> [WHAT IS BEING ASKED]: Quote the records in full and leave their pictures out.

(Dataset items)
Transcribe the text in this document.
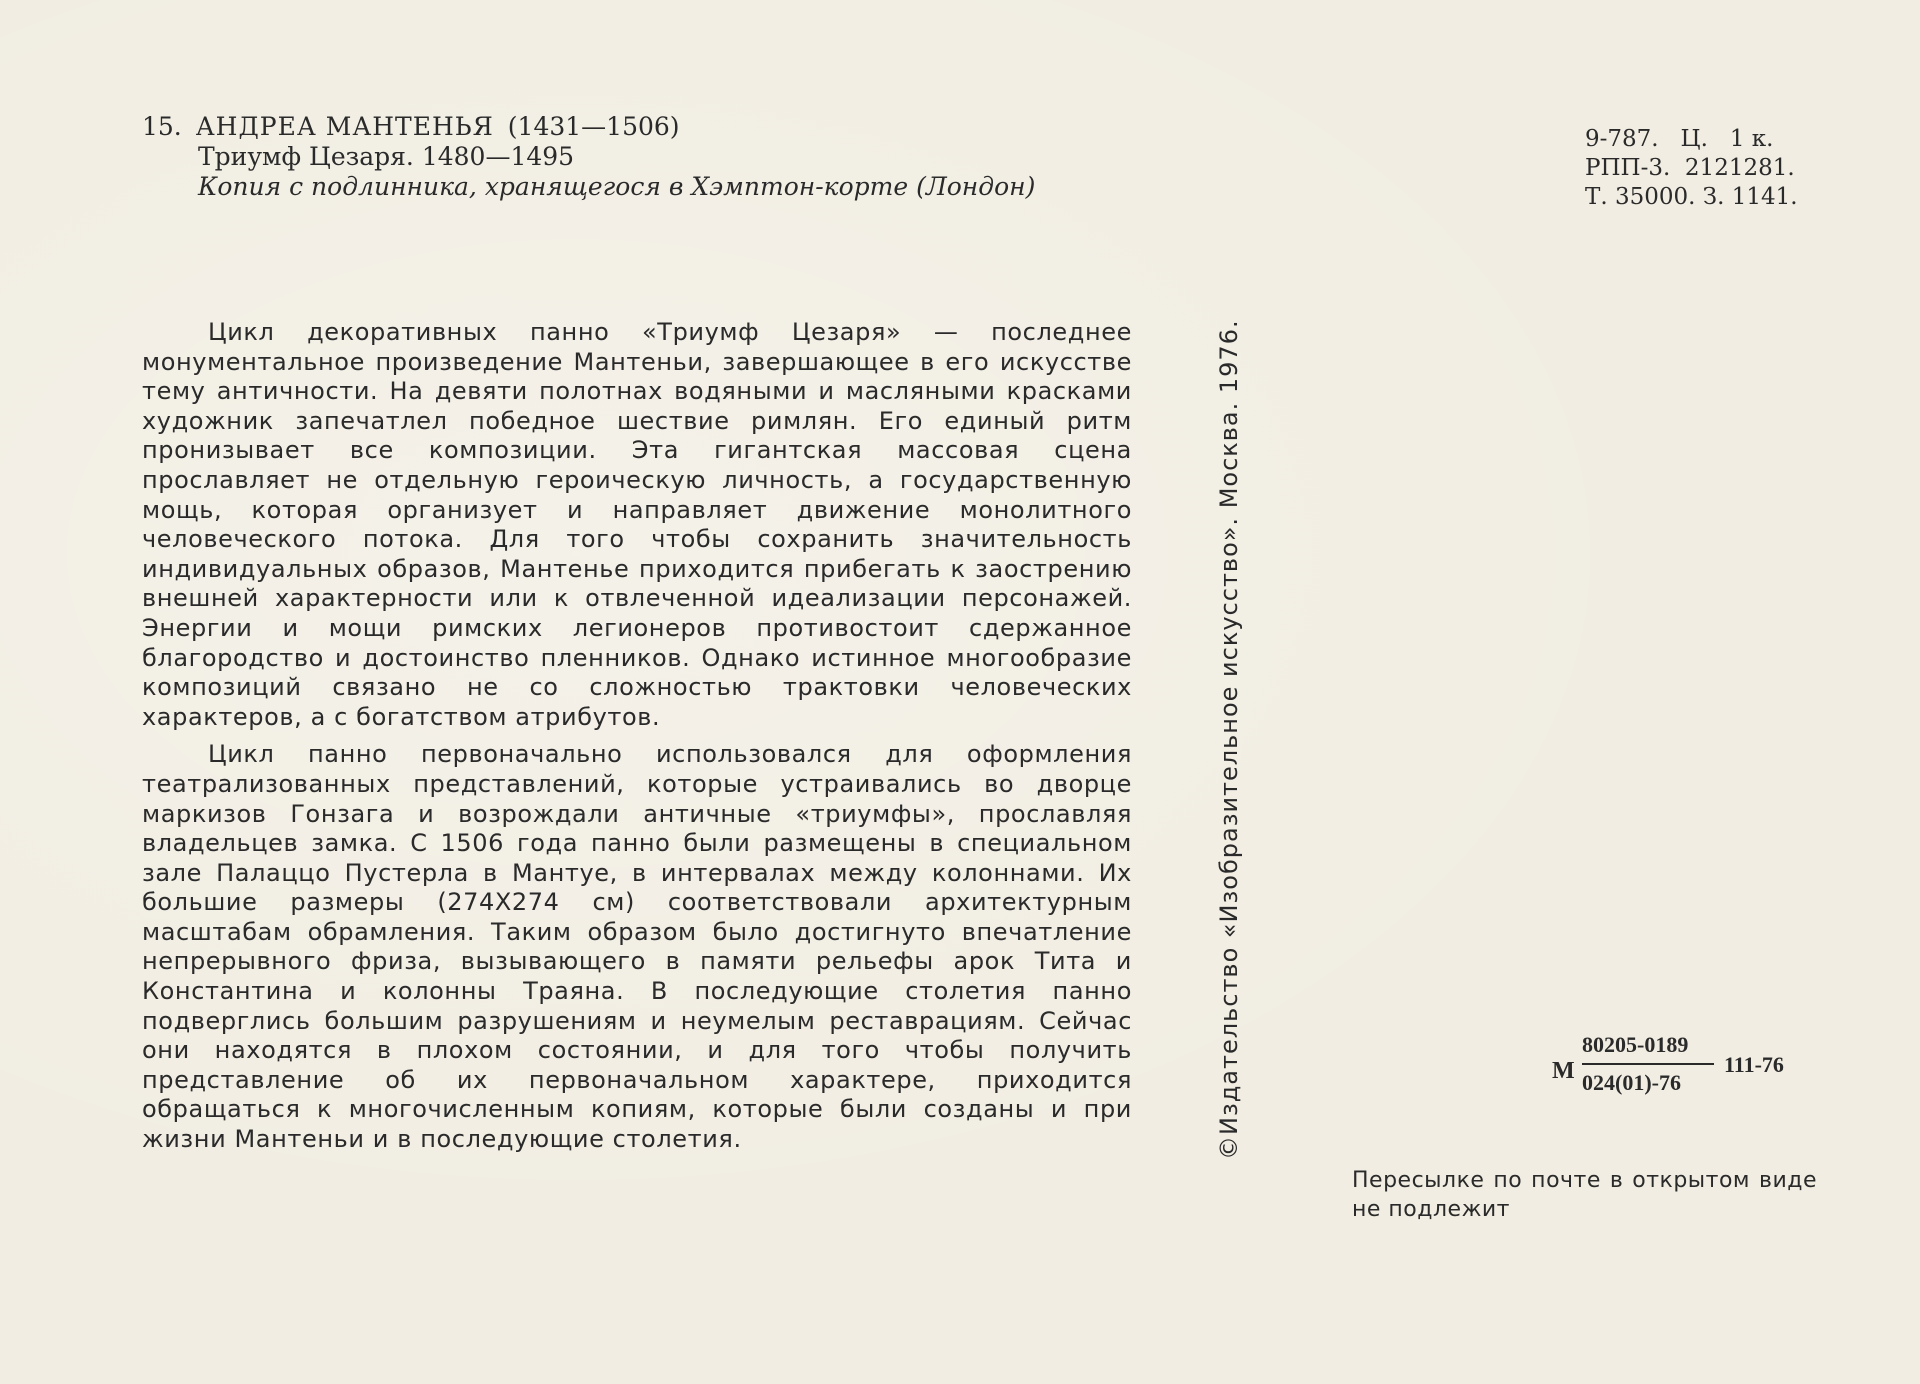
15. АНДРЕА МАНТЕНЬЯ (1431—1506)
Триумф Цезаря. 1480—1495
Копия с подлинника, хранящегося в Хэмптон-корте (Лондон)

Цикл декоративных панно «Триумф Цезаря» — последнее монументальное произведение Мантеньи, завершающее в его искусстве тему античности. На девяти полотнах водяными и масляными красками художник запечатлел победное шествие римлян. Его единый ритм пронизывает все композиции. Эта гигантская массовая сцена прославляет не отдельную героическую личность, а государственную мощь, которая организует и направляет движение монолитного человеческого потока. Для того чтобы сохранить значительность индивидуальных образов, Мантенье приходится прибегать к заострению внешней характерности или к отвлеченной идеализации персонажей. Энергии и мощи римских легионеров противостоит сдержанное благородство и достоинство пленников. Однако истинное многообразие композиций связано не со сложностью трактовки человеческих характеров, а с богатством атрибутов.

Цикл панно первоначально использовался для оформления театрализованных представлений, которые устраивались во дворце маркизов Гонзага и возрождали античные «триумфы», прославляя владельцев замка. С 1506 года панно были размещены в специальном зале Палаццо Пустерла в Мантуе, в интервалах между колоннами. Их большие размеры (274Х274 см) соответствовали архитектурным масштабам обрамления. Таким образом было достигнуто впечатление непрерывного фриза, вызывающего в памяти рельефы арок Тита и Константина и колонны Траяна. В последующие столетия панно подверглись большим разрушениям и неумелым реставрациям. Сейчас они находятся в плохом состоянии, и для того чтобы получить представление об их первоначальном характере, приходится обращаться к многочисленным копиям, которые были созданы и при жизни Мантеньи и в последующие столетия.

9-787.   Ц.   1 к.
РПП-3.  2121281.
Т. 35000. З. 1141.
©Издательство «Изобразительное искусство». Москва. 1976.	М
80205-0189
024(01)-76
111-76
Пересылке по почте в открытом виде не подлежит
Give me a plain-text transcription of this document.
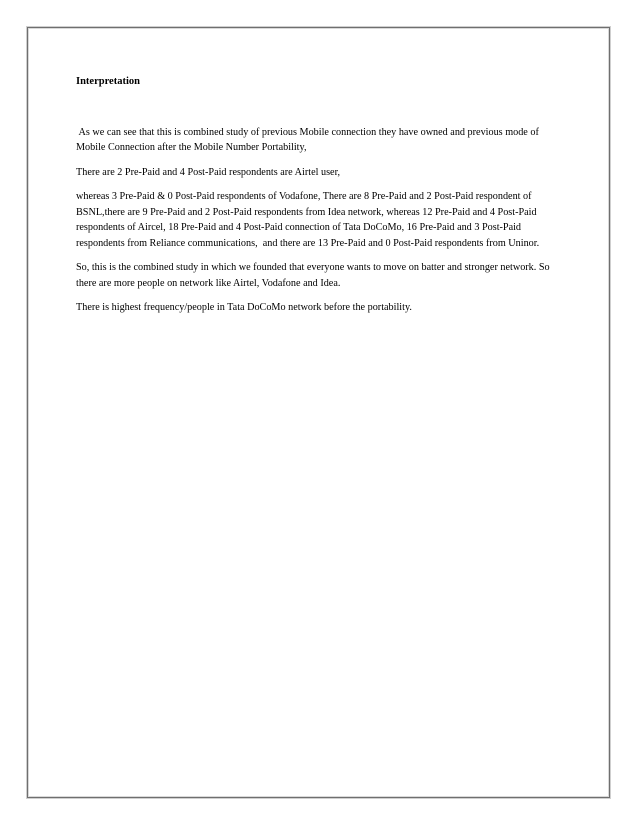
Interpretation

As we can see that this is combined study of previous Mobile connection they have owned and previous mode of Mobile Connection after the Mobile Number Portability,

There are 2 Pre-Paid and 4 Post-Paid respondents are Airtel user,

whereas 3 Pre-Paid & 0 Post-Paid respondents of Vodafone, There are 8 Pre-Paid and 2 Post-Paid respondent of BSNL,there are 9 Pre-Paid and 2 Post-Paid respondents from Idea network, whereas 12 Pre-Paid and 4 Post-Paid respondents of Aircel, 18 Pre-Paid and 4 Post-Paid connection of Tata DoCoMo, 16 Pre-Paid and 3 Post-Paid respondents from Reliance communications,  and there are 13 Pre-Paid and 0 Post-Paid respondents from Uninor.

So, this is the combined study in which we founded that everyone wants to move on batter and stronger network. So there are more people on network like Airtel, Vodafone and Idea.

There is highest frequency/people in Tata DoCoMo network before the portability.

> [SOLUTION BELOW]:
Transcribe the text in this document.
15. АНДРЕА МАНТЕНЬЯ (1431—1506)
Триумф Цезаря. 1480—1495
Копия с подлинника, хранящегося в Хэмптон-корте (Лондон)

Цикл декоративных панно «Триумф Цезаря» — последнее монументальное произведение Мантеньи, завершающее в его искусстве тему античности. На девяти полотнах водяными и масляными красками художник запечатлел победное шествие римлян. Его единый ритм пронизывает все композиции. Эта гигантская массовая сцена прославляет не отдельную героическую личность, а государственную мощь, которая организует и направляет движение монолитного человеческого потока. Для того чтобы сохранить значительность индивидуальных образов, Мантенье приходится прибегать к заострению внешней характерности или к отвлеченной идеализации персонажей. Энергии и мощи римских легионеров противостоит сдержанное благородство и достоинство пленников. Однако истинное многообразие композиций связано не со сложностью трактовки человеческих характеров, а с богатством атрибутов.

Цикл панно первоначально использовался для оформления театрализованных представлений, которые устраивались во дворце маркизов Гонзага и возрождали античные «триумфы», прославляя владельцев замка. С 1506 года панно были размещены в специальном зале Палаццо Пустерла в Мантуе, в интервалах между колоннами. Их большие размеры (274Х274 см) соответствовали архитектурным масштабам обрамления. Таким образом было достигнуто впечатление непрерывного фриза, вызывающего в памяти рельефы арок Тита и Константина и колонны Траяна. В последующие столетия панно подверглись большим разрушениям и неумелым реставрациям. Сейчас они находятся в плохом состоянии, и для того чтобы получить представление об их первоначальном характере, приходится обращаться к многочисленным копиям, которые были созданы и при жизни Мантеньи и в последующие столетия.

9-787.   Ц.   1 к.
РПП-3.  2121281.
Т. 35000. З. 1141.
©Издательство «Изобразительное искусство». Москва. 1976.	М
80205-0189
024(01)-76
111-76
Пересылке по почте в открытом виде не подлежит
Give me a plain-text transcription of this document.
Interpretation

As we can see that this is combined study of previous Mobile connection they have owned and previous mode of Mobile Connection after the Mobile Number Portability,

There are 2 Pre-Paid and 4 Post-Paid respondents are Airtel user,

whereas 3 Pre-Paid & 0 Post-Paid respondents of Vodafone, There are 8 Pre-Paid and 2 Post-Paid respondent of BSNL,there are 9 Pre-Paid and 2 Post-Paid respondents from Idea network, whereas 12 Pre-Paid and 4 Post-Paid respondents of Aircel, 18 Pre-Paid and 4 Post-Paid connection of Tata DoCoMo, 16 Pre-Paid and 3 Post-Paid respondents from Reliance communications,  and there are 13 Pre-Paid and 0 Post-Paid respondents from Uninor.

So, this is the combined study in which we founded that everyone wants to move on batter and stronger network. So there are more people on network like Airtel, Vodafone and Idea.

There is highest frequency/people in Tata DoCoMo network before the portability.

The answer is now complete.